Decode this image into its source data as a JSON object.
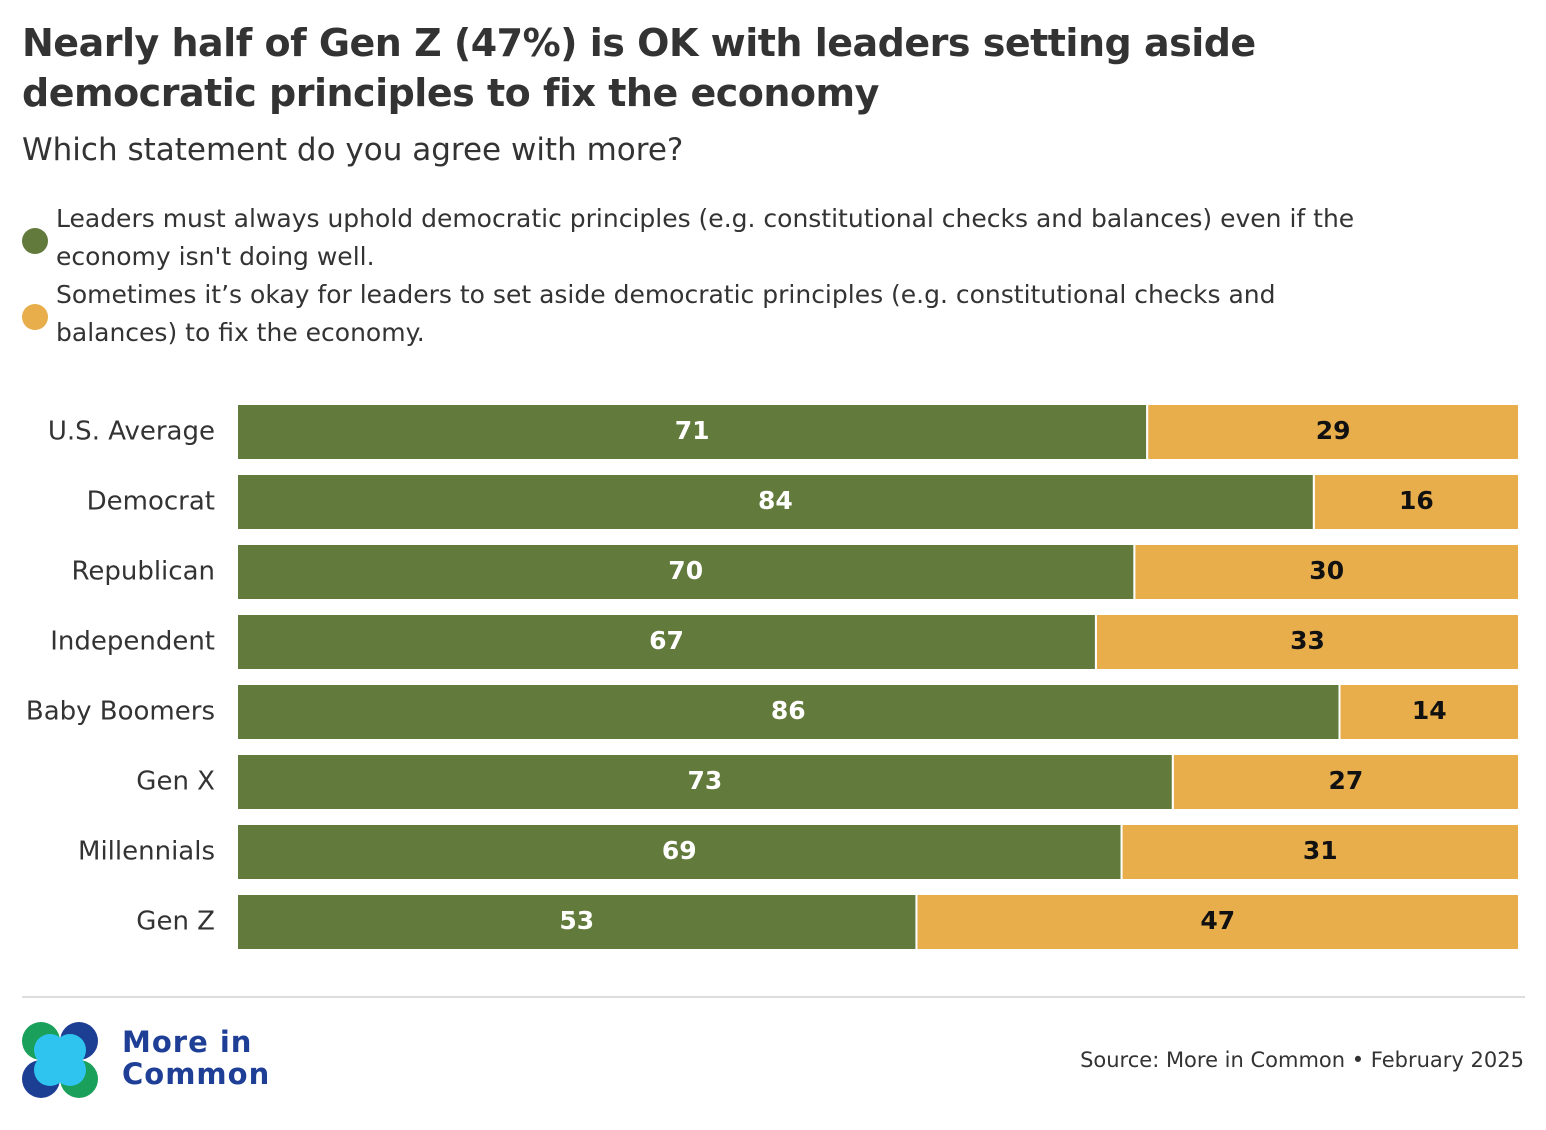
{
  "chart_data": {
    "type": "bar",
    "orientation": "horizontal",
    "stacked": true,
    "title": "Nearly half of Gen Z (47%) is OK with leaders setting aside democratic principles to fix the economy",
    "subtitle": "Which statement do you agree with more?",
    "categories": [
      "U.S. Average",
      "Democrat",
      "Republican",
      "Independent",
      "Baby Boomers",
      "Gen X",
      "Millennials",
      "Gen Z"
    ],
    "series": [
      {
        "name": "Leaders must always uphold democratic principles (e.g. constitutional checks and balances) even if the economy isn't doing well.",
        "color": "#627a3b",
        "label_color": "#ffffff",
        "values": [
          71,
          84,
          70,
          67,
          86,
          73,
          69,
          53
        ]
      },
      {
        "name": "Sometimes it’s okay for leaders to set aside democratic principles (e.g. constitutional checks and balances) to fix the economy.",
        "color": "#e8ae4b",
        "label_color": "#111111",
        "values": [
          29,
          16,
          30,
          33,
          14,
          27,
          31,
          47
        ]
      }
    ],
    "xlim": [
      0,
      100
    ]
  },
  "footer": {
    "logo": "More in Common",
    "source": "Source: More in Common • February 2025"
  }
}
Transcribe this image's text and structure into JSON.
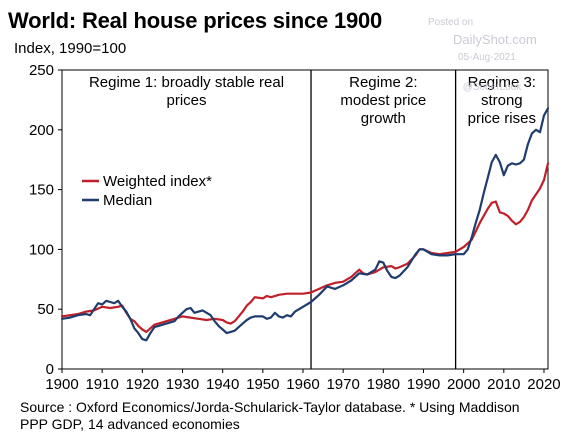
{
  "title": "World: Real house prices since 1900",
  "subtitle": "Index, 1990=100",
  "watermark": {
    "posted": "Posted on",
    "site": "DailyShot.com",
    "date": "05-Aug-2021",
    "handle": "@SoberLook"
  },
  "source": "Source : Oxford Economics/Jorda-Schularick-Taylor database.  * Using Maddison PPP GDP, 14 advanced economies",
  "chart_data": {
    "type": "line",
    "xlim": [
      1900,
      2021
    ],
    "ylim": [
      0,
      250
    ],
    "x_ticks": [
      1900,
      1910,
      1920,
      1930,
      1940,
      1950,
      1960,
      1970,
      1980,
      1990,
      2000,
      2010,
      2020
    ],
    "y_ticks": [
      0,
      50,
      100,
      150,
      200,
      250
    ],
    "grid": false,
    "legend": "left",
    "regime_dividers": [
      1962,
      1998
    ],
    "regimes": [
      {
        "lines": [
          "Regime 1: broadly stable real",
          "prices"
        ],
        "x_from": 1900,
        "x_to": 1962
      },
      {
        "lines": [
          "Regime 2:",
          "modest price",
          "growth"
        ],
        "x_from": 1962,
        "x_to": 1998
      },
      {
        "lines": [
          "Regime 3:",
          "strong",
          "price rises"
        ],
        "x_from": 1998,
        "x_to": 2021
      }
    ],
    "series": [
      {
        "name": "Weighted index*",
        "color": "#c0202a",
        "points": [
          [
            1900,
            44
          ],
          [
            1902,
            45
          ],
          [
            1904,
            46
          ],
          [
            1906,
            48
          ],
          [
            1908,
            49
          ],
          [
            1910,
            52
          ],
          [
            1912,
            51
          ],
          [
            1914,
            52
          ],
          [
            1915,
            53
          ],
          [
            1916,
            47
          ],
          [
            1917,
            42
          ],
          [
            1918,
            40
          ],
          [
            1919,
            36
          ],
          [
            1920,
            33
          ],
          [
            1921,
            31
          ],
          [
            1922,
            34
          ],
          [
            1923,
            37
          ],
          [
            1924,
            38
          ],
          [
            1926,
            40
          ],
          [
            1928,
            42
          ],
          [
            1930,
            44
          ],
          [
            1932,
            43
          ],
          [
            1934,
            42
          ],
          [
            1936,
            41
          ],
          [
            1938,
            42
          ],
          [
            1940,
            41
          ],
          [
            1941,
            39
          ],
          [
            1942,
            38
          ],
          [
            1943,
            40
          ],
          [
            1944,
            44
          ],
          [
            1945,
            48
          ],
          [
            1946,
            53
          ],
          [
            1947,
            56
          ],
          [
            1948,
            60
          ],
          [
            1950,
            59
          ],
          [
            1951,
            61
          ],
          [
            1952,
            60
          ],
          [
            1954,
            62
          ],
          [
            1956,
            63
          ],
          [
            1958,
            63
          ],
          [
            1960,
            63
          ],
          [
            1962,
            64
          ],
          [
            1964,
            67
          ],
          [
            1966,
            70
          ],
          [
            1968,
            72
          ],
          [
            1970,
            73
          ],
          [
            1972,
            77
          ],
          [
            1974,
            83
          ],
          [
            1975,
            80
          ],
          [
            1976,
            79
          ],
          [
            1978,
            81
          ],
          [
            1980,
            85
          ],
          [
            1982,
            86
          ],
          [
            1983,
            84
          ],
          [
            1984,
            85
          ],
          [
            1986,
            88
          ],
          [
            1988,
            95
          ],
          [
            1989,
            100
          ],
          [
            1990,
            100
          ],
          [
            1992,
            97
          ],
          [
            1994,
            96
          ],
          [
            1996,
            97
          ],
          [
            1998,
            98
          ],
          [
            2000,
            102
          ],
          [
            2002,
            108
          ],
          [
            2004,
            122
          ],
          [
            2006,
            134
          ],
          [
            2007,
            139
          ],
          [
            2008,
            140
          ],
          [
            2009,
            131
          ],
          [
            2010,
            130
          ],
          [
            2011,
            128
          ],
          [
            2012,
            124
          ],
          [
            2013,
            121
          ],
          [
            2014,
            123
          ],
          [
            2015,
            127
          ],
          [
            2016,
            133
          ],
          [
            2017,
            141
          ],
          [
            2018,
            146
          ],
          [
            2019,
            151
          ],
          [
            2020,
            158
          ],
          [
            2021,
            172
          ]
        ]
      },
      {
        "name": "Median",
        "color": "#1f3c6e",
        "points": [
          [
            1900,
            42
          ],
          [
            1902,
            43
          ],
          [
            1904,
            45
          ],
          [
            1906,
            46
          ],
          [
            1907,
            45
          ],
          [
            1908,
            50
          ],
          [
            1909,
            55
          ],
          [
            1910,
            54
          ],
          [
            1911,
            57
          ],
          [
            1912,
            56
          ],
          [
            1913,
            55
          ],
          [
            1914,
            57
          ],
          [
            1915,
            52
          ],
          [
            1916,
            48
          ],
          [
            1917,
            42
          ],
          [
            1918,
            34
          ],
          [
            1919,
            30
          ],
          [
            1920,
            25
          ],
          [
            1921,
            24
          ],
          [
            1922,
            30
          ],
          [
            1923,
            35
          ],
          [
            1924,
            36
          ],
          [
            1926,
            38
          ],
          [
            1928,
            40
          ],
          [
            1929,
            44
          ],
          [
            1930,
            47
          ],
          [
            1931,
            50
          ],
          [
            1932,
            51
          ],
          [
            1933,
            47
          ],
          [
            1934,
            48
          ],
          [
            1935,
            49
          ],
          [
            1936,
            47
          ],
          [
            1937,
            45
          ],
          [
            1938,
            40
          ],
          [
            1939,
            36
          ],
          [
            1940,
            33
          ],
          [
            1941,
            30
          ],
          [
            1942,
            31
          ],
          [
            1943,
            32
          ],
          [
            1944,
            35
          ],
          [
            1945,
            38
          ],
          [
            1946,
            41
          ],
          [
            1947,
            43
          ],
          [
            1948,
            44
          ],
          [
            1950,
            44
          ],
          [
            1951,
            42
          ],
          [
            1952,
            43
          ],
          [
            1953,
            47
          ],
          [
            1954,
            44
          ],
          [
            1955,
            43
          ],
          [
            1956,
            45
          ],
          [
            1957,
            44
          ],
          [
            1958,
            48
          ],
          [
            1960,
            52
          ],
          [
            1962,
            56
          ],
          [
            1964,
            62
          ],
          [
            1966,
            69
          ],
          [
            1968,
            67
          ],
          [
            1970,
            70
          ],
          [
            1972,
            74
          ],
          [
            1974,
            80
          ],
          [
            1976,
            79
          ],
          [
            1978,
            83
          ],
          [
            1979,
            90
          ],
          [
            1980,
            89
          ],
          [
            1981,
            82
          ],
          [
            1982,
            77
          ],
          [
            1983,
            76
          ],
          [
            1984,
            78
          ],
          [
            1986,
            85
          ],
          [
            1988,
            96
          ],
          [
            1989,
            100
          ],
          [
            1990,
            100
          ],
          [
            1992,
            96
          ],
          [
            1994,
            95
          ],
          [
            1996,
            95
          ],
          [
            1998,
            96
          ],
          [
            2000,
            96
          ],
          [
            2001,
            100
          ],
          [
            2002,
            110
          ],
          [
            2003,
            122
          ],
          [
            2004,
            133
          ],
          [
            2005,
            147
          ],
          [
            2006,
            160
          ],
          [
            2007,
            173
          ],
          [
            2008,
            179
          ],
          [
            2009,
            173
          ],
          [
            2010,
            162
          ],
          [
            2011,
            170
          ],
          [
            2012,
            172
          ],
          [
            2013,
            171
          ],
          [
            2014,
            172
          ],
          [
            2015,
            175
          ],
          [
            2016,
            188
          ],
          [
            2017,
            197
          ],
          [
            2018,
            200
          ],
          [
            2019,
            198
          ],
          [
            2020,
            212
          ],
          [
            2021,
            218
          ]
        ]
      }
    ]
  }
}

◇ ◇ ◇ ◇ ◇ ◇ ◇

### REQUIREMENT
Read through the entries and copy each line in which "democratic" appears.

### EXERCISE OUTPUT
    "title": "Nearly half of Gen Z (47%) is OK with leaders setting aside democratic principles to fix the economy",
        "name": "Leaders must always uphold democratic principles (e.g. constitutional checks and balances) even if the economy isn't doing well.",
        "name": "Sometimes it’s okay for leaders to set aside democratic principles (e.g. constitutional checks and balances) to fix the economy.",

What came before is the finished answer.